**Do this:**
Restate the entire listing word for word.

[Entries from a dataset]
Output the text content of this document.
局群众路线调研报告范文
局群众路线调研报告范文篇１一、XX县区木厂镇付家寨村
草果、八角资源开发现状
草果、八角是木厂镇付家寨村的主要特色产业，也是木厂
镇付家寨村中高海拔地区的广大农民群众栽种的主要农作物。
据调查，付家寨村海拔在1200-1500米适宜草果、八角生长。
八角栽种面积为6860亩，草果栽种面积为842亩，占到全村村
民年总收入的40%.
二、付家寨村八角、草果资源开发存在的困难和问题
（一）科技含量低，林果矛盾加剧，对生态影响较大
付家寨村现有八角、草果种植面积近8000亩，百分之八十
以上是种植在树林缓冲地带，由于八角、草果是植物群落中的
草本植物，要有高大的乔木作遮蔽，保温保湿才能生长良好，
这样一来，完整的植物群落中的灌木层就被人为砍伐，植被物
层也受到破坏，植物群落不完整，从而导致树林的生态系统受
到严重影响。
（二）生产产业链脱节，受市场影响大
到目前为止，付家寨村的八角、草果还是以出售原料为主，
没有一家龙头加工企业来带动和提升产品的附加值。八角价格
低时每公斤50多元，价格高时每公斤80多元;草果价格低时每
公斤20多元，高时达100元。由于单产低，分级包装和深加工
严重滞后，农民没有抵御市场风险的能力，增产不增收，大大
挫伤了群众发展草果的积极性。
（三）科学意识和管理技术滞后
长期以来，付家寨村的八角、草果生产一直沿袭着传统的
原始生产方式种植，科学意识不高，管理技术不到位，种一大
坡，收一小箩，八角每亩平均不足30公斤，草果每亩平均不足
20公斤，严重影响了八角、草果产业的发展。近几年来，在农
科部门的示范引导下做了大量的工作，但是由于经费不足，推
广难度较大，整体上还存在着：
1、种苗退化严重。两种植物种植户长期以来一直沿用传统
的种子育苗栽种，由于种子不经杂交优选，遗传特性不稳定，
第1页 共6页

**Full solution:**
Output the text content of this document.
局群众路线调研报告范文
局群众路线调研报告范文篇１一、XX县区木厂镇付家寨村
草果、八角资源开发现状
草果、八角是木厂镇付家寨村的主要特色产业，也是木厂
镇付家寨村中高海拔地区的广大农民群众栽种的主要农作物。
据调查，付家寨村海拔在1200-1500米适宜草果、八角生长。
八角栽种面积为6860亩，草果栽种面积为842亩，占到全村村
民年总收入的40%.
二、付家寨村八角、草果资源开发存在的困难和问题
（一）科技含量低，林果矛盾加剧，对生态影响较大
付家寨村现有八角、草果种植面积近8000亩，百分之八十
以上是种植在树林缓冲地带，由于八角、草果是植物群落中的
草本植物，要有高大的乔木作遮蔽，保温保湿才能生长良好，
这样一来，完整的植物群落中的灌木层就被人为砍伐，植被物
层也受到破坏，植物群落不完整，从而导致树林的生态系统受
到严重影响。
（二）生产产业链脱节，受市场影响大
到目前为止，付家寨村的八角、草果还是以出售原料为主，
没有一家龙头加工企业来带动和提升产品的附加值。八角价格
低时每公斤50多元，价格高时每公斤80多元;草果价格低时每
公斤20多元，高时达100元。由于单产低，分级包装和深加工
严重滞后，农民没有抵御市场风险的能力，增产不增收，大大
挫伤了群众发展草果的积极性。
（三）科学意识和管理技术滞后
长期以来，付家寨村的八角、草果生产一直沿袭着传统的
原始生产方式种植，科学意识不高，管理技术不到位，种一大
坡，收一小箩，八角每亩平均不足30公斤，草果每亩平均不足
20公斤，严重影响了八角、草果产业的发展。近几年来，在农
科部门的示范引导下做了大量的工作，但是由于经费不足，推
广难度较大，整体上还存在着：
1、种苗退化严重。两种植物种植户长期以来一直沿用传统
的种子育苗栽种，由于种子不经杂交优选，遗传特性不稳定，
第1页 共6页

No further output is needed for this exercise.